— Gestellte Aufgabe —
Trage aus den folgenden Daten sämtliche Zeilen zusammen, in denen das Wort „compounded“ vorkommt. Gib jede dieser Zeilen unverändert wieder.

— Verfügbare Daten —
-- -- --

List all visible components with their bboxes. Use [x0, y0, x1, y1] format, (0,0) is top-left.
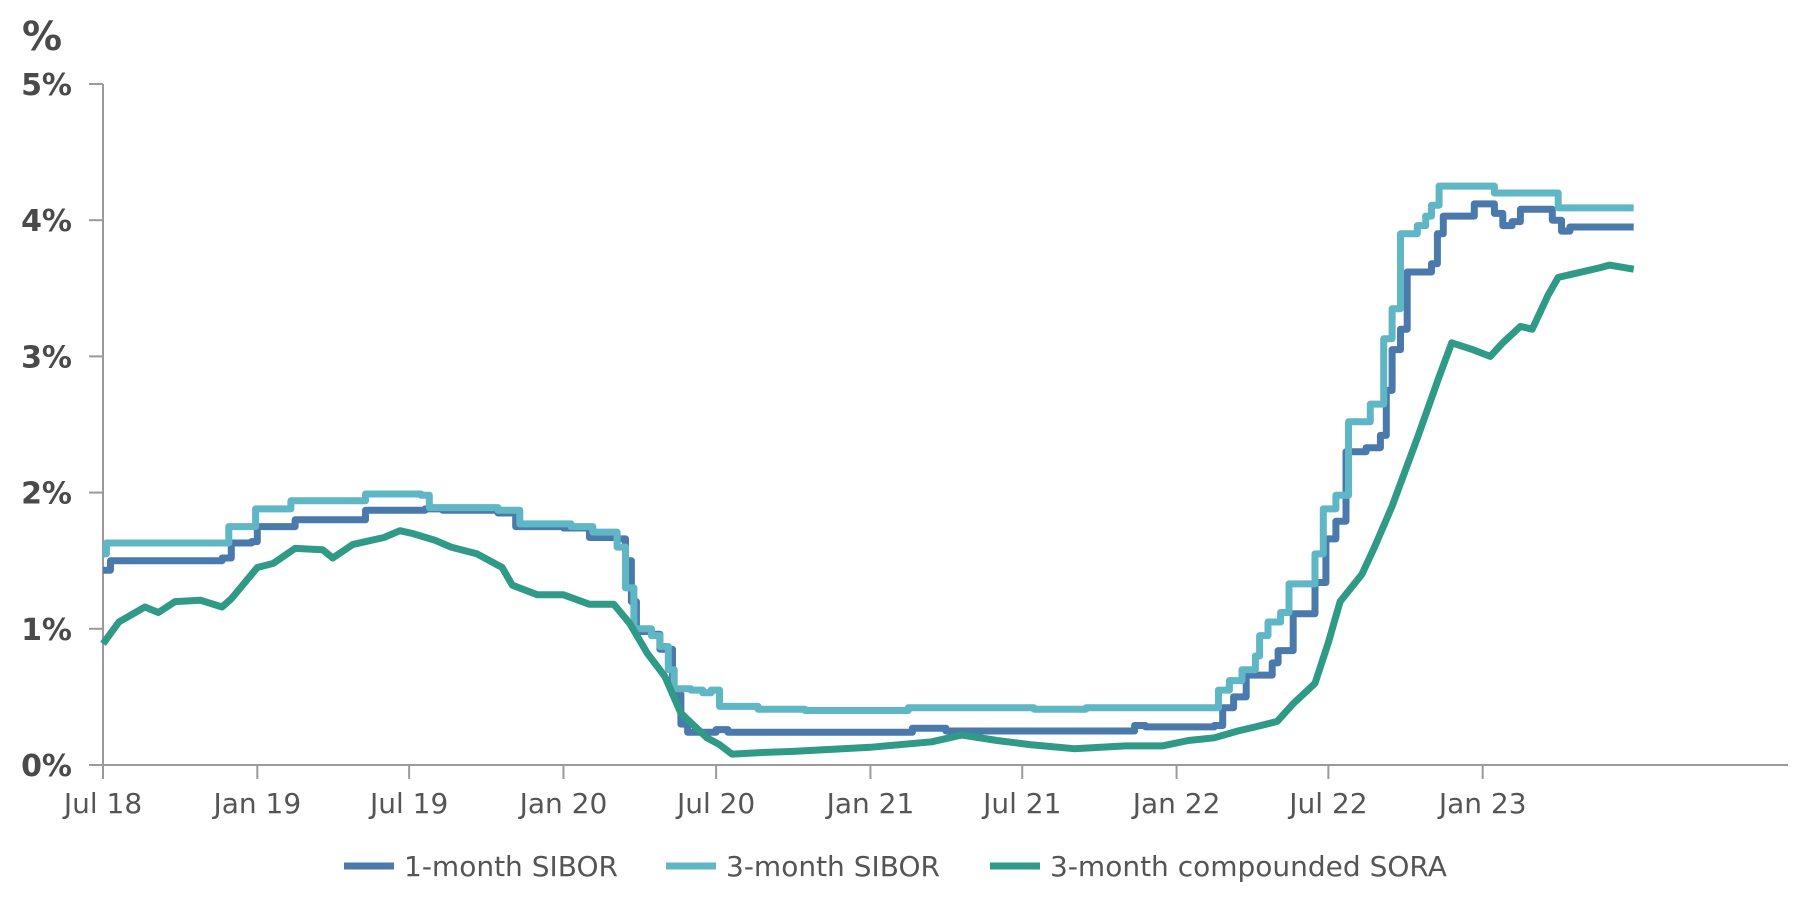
series-layer [100, 182, 1635, 758]
x-tick-label: Jul 18 [62, 787, 142, 820]
x-tick-label: Jan 23 [1437, 787, 1527, 820]
x-tick-label: Jan 20 [518, 787, 608, 820]
x-tick-label: Jul 19 [368, 787, 448, 820]
y-tick-label: 2% [21, 477, 72, 512]
series-line-3-month-sibor [102, 182, 1634, 714]
legend: 1-month SIBOR 3-month SIBOR 3-month compou… [344, 850, 1447, 883]
legend-label: 3-month SIBOR [726, 850, 940, 883]
y-tick-label: 0% [21, 749, 72, 784]
axes: 0% 1% 2% 3% 4% 5% Jul 18 Jan 19 Jul 19 Jan 20 Jul … [21, 68, 1788, 820]
y-tick-label: 5% [21, 68, 72, 103]
series-line-3-month-compounded-sora [100, 261, 1635, 758]
legend-label: 1-month SIBOR [404, 850, 618, 883]
x-tick-label: Jan 22 [1131, 787, 1221, 820]
x-tick-label: Jul 20 [675, 787, 755, 820]
x-tick-label: Jul 21 [981, 787, 1061, 820]
x-tick-label: Jan 19 [211, 787, 301, 820]
y-unit-label: % [22, 14, 62, 60]
y-tick-label: 4% [21, 204, 72, 239]
y-tick-label: 3% [21, 340, 72, 375]
legend-label: 3-month compounded SORA [1050, 850, 1447, 883]
y-tick-label: 1% [21, 613, 72, 648]
x-tick-label: Jan 21 [825, 787, 915, 820]
x-tick-label: Jul 22 [1287, 787, 1367, 820]
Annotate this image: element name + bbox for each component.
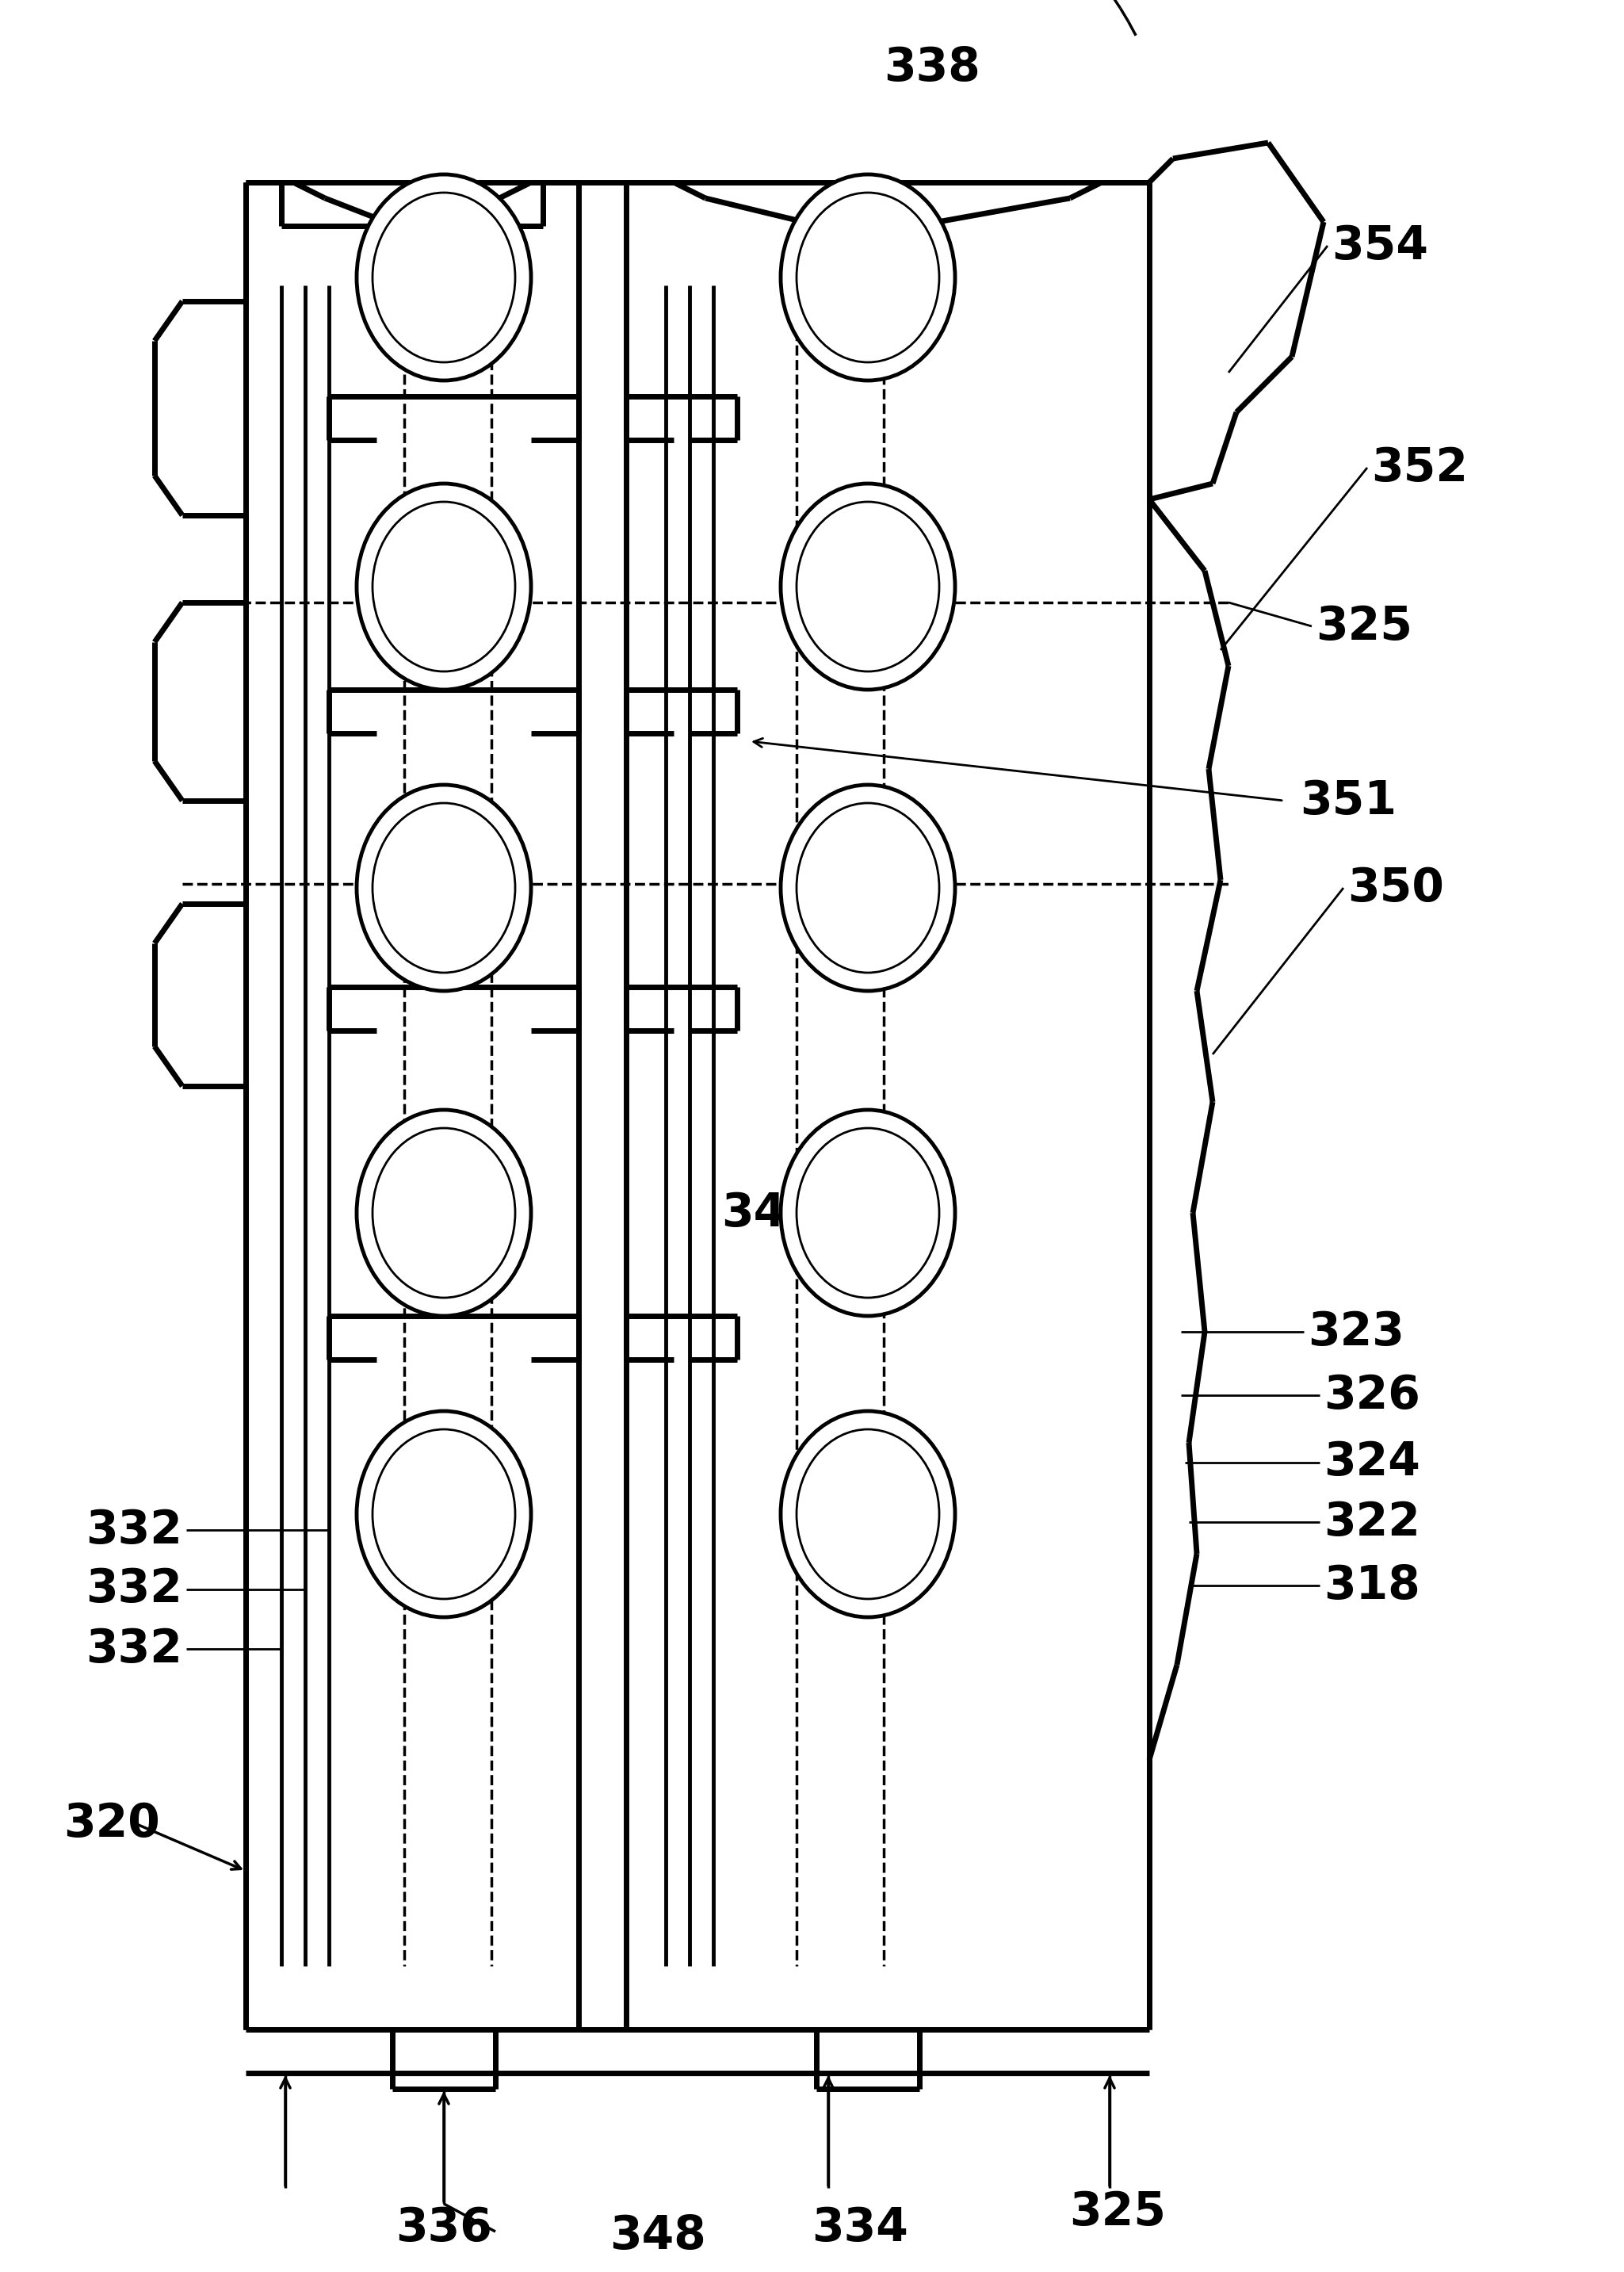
Text: 350: 350 (1348, 866, 1444, 911)
Ellipse shape (372, 1429, 515, 1599)
Text: 322: 322 (1324, 1500, 1421, 1545)
Text: 325: 325 (1069, 2190, 1166, 2233)
Ellipse shape (357, 484, 531, 691)
Text: 325: 325 (1315, 604, 1413, 650)
Text: 348: 348 (609, 2213, 706, 2258)
Text: 354: 354 (1332, 223, 1427, 268)
Ellipse shape (372, 193, 515, 361)
Ellipse shape (796, 1129, 939, 1297)
Text: 334: 334 (812, 2206, 908, 2249)
Ellipse shape (796, 802, 939, 972)
Text: 332: 332 (86, 1568, 182, 1613)
Text: 340: 340 (721, 1191, 818, 1236)
Ellipse shape (796, 193, 939, 361)
Ellipse shape (781, 484, 955, 691)
Ellipse shape (372, 1129, 515, 1297)
Text: 323: 323 (1307, 1309, 1405, 1354)
Ellipse shape (357, 1411, 531, 1618)
Text: 332: 332 (86, 1627, 182, 1672)
Text: 324: 324 (1324, 1440, 1421, 1486)
Ellipse shape (781, 175, 955, 379)
Ellipse shape (357, 784, 531, 991)
Text: 338: 338 (883, 45, 981, 91)
Text: 320: 320 (63, 1802, 159, 1845)
Text: 332: 332 (86, 1506, 182, 1552)
Ellipse shape (357, 175, 531, 379)
Ellipse shape (796, 1429, 939, 1599)
Ellipse shape (781, 1109, 955, 1315)
Ellipse shape (781, 1411, 955, 1618)
Text: 352: 352 (1371, 445, 1468, 491)
Ellipse shape (357, 1109, 531, 1315)
Text: 326: 326 (1324, 1372, 1421, 1418)
Text: 336: 336 (396, 2206, 492, 2249)
Text: 318: 318 (1324, 1563, 1419, 1609)
Ellipse shape (372, 802, 515, 972)
Text: 351: 351 (1299, 777, 1397, 822)
Ellipse shape (796, 502, 939, 673)
Ellipse shape (372, 502, 515, 673)
Ellipse shape (781, 784, 955, 991)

-- -- --

— Ergebnis der Aufgabe —
series-line-3-month-compounded-sora [100, 261, 1635, 758]
legend-label: 3-month compounded SORA [1050, 850, 1447, 883]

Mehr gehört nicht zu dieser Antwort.